INSTRUCTION
Copy out every line of the records where the string "source" occurs.

MATERIAL FOR THE TASK
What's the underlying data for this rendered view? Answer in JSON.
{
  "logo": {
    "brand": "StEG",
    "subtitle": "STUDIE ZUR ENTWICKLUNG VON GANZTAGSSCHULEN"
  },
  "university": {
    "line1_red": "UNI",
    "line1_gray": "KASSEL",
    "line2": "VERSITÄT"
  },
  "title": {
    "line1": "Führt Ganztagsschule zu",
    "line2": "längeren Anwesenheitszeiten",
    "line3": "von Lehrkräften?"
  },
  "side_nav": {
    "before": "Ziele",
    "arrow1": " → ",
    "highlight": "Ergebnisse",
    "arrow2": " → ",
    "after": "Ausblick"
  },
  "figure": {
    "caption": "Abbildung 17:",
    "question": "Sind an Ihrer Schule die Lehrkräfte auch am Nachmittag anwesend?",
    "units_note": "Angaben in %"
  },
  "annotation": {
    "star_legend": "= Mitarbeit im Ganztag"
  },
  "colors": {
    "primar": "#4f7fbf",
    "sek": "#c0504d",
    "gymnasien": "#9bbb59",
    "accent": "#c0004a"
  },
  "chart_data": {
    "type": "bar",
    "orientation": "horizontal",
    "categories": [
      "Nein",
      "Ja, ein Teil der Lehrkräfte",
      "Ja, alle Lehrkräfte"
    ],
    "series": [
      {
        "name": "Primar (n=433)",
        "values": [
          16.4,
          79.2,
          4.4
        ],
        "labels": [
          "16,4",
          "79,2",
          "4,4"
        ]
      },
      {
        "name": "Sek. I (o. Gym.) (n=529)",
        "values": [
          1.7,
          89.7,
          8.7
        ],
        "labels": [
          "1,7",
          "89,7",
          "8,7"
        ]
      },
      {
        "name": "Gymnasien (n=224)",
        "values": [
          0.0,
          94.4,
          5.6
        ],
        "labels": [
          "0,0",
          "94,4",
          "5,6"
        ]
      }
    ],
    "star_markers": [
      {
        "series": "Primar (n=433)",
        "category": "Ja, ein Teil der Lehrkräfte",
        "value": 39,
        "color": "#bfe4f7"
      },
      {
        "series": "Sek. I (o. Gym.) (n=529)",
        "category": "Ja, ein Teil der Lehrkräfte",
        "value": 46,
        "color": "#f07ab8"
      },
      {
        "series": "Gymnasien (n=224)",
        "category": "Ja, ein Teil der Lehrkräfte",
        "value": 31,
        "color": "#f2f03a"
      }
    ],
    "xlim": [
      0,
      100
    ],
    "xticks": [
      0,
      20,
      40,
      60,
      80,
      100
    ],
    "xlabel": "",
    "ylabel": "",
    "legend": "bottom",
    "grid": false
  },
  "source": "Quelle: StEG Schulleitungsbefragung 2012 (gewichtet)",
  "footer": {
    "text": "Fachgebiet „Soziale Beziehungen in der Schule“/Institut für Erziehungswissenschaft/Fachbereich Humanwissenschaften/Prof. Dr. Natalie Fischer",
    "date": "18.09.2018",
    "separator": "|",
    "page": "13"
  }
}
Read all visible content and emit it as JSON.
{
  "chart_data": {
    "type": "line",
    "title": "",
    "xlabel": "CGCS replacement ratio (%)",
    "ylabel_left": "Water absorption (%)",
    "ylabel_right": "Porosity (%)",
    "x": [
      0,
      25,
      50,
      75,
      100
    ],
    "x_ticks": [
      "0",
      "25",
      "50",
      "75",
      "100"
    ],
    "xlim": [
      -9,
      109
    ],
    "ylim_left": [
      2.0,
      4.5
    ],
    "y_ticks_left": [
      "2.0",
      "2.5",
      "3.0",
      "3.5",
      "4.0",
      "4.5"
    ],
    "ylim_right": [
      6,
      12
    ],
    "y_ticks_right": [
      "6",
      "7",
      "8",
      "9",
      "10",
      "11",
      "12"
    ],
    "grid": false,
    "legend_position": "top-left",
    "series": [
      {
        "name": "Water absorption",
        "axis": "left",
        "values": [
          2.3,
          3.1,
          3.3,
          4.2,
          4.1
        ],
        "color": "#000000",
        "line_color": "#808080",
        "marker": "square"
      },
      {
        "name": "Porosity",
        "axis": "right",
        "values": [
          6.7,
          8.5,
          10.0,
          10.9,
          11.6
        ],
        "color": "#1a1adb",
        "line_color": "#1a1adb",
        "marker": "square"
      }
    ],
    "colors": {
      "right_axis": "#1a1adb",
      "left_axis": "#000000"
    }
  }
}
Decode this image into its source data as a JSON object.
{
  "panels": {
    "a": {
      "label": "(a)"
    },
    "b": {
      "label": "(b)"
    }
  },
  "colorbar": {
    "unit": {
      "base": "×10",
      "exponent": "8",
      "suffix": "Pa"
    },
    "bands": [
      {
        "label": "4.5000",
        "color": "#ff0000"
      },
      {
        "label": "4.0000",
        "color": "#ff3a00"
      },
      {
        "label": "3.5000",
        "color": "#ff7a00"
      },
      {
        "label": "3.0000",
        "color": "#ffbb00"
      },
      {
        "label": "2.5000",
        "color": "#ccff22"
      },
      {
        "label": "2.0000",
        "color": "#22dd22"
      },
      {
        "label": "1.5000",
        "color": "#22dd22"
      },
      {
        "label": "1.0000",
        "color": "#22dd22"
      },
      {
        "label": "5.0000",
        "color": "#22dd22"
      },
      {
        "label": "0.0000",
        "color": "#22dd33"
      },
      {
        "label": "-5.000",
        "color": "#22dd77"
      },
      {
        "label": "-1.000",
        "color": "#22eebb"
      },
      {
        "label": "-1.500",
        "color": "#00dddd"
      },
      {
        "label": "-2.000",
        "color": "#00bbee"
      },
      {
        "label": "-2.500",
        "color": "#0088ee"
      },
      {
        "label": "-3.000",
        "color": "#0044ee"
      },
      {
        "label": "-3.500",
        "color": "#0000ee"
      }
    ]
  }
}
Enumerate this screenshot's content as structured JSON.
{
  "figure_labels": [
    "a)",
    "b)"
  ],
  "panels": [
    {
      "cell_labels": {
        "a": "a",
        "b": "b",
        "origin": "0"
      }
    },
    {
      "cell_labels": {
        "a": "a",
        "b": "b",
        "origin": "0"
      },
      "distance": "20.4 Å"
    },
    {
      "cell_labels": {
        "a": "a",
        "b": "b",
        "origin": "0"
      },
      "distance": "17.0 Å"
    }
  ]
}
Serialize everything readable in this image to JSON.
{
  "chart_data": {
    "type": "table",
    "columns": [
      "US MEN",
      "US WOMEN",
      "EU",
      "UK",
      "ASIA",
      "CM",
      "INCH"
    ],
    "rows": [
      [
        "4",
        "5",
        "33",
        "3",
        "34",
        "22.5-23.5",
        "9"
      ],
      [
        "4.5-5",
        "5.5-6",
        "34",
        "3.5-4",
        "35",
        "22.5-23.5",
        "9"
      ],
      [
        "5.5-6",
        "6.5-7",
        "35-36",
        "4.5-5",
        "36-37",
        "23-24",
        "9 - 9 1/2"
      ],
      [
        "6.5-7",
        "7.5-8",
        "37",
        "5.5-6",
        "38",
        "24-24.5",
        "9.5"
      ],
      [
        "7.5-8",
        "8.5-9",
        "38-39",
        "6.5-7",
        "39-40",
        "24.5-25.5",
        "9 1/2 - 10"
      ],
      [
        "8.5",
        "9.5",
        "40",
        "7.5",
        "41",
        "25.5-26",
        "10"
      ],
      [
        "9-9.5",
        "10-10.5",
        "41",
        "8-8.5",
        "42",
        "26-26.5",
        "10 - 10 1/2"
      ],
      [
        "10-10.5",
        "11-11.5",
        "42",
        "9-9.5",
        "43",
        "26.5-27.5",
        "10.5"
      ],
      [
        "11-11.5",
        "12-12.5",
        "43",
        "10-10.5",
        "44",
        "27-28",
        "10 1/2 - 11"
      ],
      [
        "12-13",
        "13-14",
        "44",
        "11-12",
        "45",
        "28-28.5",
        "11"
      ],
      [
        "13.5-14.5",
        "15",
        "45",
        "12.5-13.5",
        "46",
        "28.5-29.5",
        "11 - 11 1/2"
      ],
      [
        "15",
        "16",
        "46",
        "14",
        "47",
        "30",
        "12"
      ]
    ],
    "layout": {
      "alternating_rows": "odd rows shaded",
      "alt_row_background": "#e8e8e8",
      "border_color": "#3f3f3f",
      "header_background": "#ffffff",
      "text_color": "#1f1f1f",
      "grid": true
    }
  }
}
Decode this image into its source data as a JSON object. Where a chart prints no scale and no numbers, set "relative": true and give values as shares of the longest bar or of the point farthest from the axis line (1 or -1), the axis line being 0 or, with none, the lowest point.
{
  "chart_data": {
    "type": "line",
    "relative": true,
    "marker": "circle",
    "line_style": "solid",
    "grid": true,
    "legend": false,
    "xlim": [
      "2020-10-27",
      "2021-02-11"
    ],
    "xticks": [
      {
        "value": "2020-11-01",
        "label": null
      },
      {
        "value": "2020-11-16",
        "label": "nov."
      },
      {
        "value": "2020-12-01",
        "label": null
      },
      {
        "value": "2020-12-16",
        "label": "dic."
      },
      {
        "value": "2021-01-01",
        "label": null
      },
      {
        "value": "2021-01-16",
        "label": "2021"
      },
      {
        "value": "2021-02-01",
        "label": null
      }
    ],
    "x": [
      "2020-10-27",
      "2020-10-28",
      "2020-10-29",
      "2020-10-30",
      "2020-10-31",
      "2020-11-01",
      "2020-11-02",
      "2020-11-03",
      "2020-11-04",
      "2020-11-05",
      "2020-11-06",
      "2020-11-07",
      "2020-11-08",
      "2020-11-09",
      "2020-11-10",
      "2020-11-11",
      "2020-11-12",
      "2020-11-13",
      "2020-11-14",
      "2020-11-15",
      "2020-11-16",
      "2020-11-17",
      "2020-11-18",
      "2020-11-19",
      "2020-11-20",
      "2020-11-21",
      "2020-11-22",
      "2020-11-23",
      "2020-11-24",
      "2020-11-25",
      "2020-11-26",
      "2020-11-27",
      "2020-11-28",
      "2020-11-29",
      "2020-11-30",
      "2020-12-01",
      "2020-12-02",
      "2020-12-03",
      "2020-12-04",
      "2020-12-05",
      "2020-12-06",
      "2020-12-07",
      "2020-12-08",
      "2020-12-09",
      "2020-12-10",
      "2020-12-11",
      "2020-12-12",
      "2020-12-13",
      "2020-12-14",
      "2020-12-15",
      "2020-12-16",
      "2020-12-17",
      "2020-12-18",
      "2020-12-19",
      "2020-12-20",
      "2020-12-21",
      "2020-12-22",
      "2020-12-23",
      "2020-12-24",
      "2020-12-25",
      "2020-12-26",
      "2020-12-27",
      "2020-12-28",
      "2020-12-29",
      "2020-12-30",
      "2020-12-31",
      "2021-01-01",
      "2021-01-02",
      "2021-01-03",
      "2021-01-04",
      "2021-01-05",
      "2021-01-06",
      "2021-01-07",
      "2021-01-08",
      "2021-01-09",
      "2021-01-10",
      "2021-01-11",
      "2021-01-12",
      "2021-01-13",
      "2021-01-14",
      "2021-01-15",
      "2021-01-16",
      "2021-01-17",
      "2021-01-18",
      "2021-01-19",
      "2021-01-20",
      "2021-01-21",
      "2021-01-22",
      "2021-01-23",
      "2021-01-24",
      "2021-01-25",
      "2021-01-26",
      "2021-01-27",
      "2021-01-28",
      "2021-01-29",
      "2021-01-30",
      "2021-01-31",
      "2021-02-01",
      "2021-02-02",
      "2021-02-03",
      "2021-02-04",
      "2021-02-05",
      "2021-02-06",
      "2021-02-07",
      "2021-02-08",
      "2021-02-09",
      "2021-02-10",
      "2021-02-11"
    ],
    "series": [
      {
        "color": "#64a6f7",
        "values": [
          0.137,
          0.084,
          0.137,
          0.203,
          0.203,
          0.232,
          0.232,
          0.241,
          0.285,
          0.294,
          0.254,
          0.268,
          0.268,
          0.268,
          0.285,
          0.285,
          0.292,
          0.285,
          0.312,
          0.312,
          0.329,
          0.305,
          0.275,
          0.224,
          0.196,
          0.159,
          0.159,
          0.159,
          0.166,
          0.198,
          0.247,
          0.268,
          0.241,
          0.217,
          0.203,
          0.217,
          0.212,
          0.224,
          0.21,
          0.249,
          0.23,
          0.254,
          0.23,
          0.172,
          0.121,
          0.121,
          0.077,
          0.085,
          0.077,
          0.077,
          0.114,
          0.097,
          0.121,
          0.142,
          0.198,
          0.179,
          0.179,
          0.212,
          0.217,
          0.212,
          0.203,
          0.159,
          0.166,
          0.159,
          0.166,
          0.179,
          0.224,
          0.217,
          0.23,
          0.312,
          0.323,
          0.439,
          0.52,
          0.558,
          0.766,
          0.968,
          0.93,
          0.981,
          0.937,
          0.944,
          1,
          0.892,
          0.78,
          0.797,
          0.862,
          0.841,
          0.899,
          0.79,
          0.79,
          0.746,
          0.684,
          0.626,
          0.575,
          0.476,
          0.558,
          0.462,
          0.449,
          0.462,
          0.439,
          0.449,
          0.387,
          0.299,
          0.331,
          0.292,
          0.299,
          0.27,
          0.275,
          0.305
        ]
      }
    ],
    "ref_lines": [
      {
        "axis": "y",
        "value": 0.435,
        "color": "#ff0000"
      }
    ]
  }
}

RESULT OF THE TASK
  "source": "Quelle: StEG Schulleitungsbefragung 2012 (gewichtet)",
Decode this image into its source data as a JSON object.
Decode this image into its source data as a JSON object. Where a chart prints no scale and no numbers, set "relative": true and give values as shares of the longest bar or of the point farthest from the axis line (1 or -1), the axis line being 0 or, with none, the lowest point.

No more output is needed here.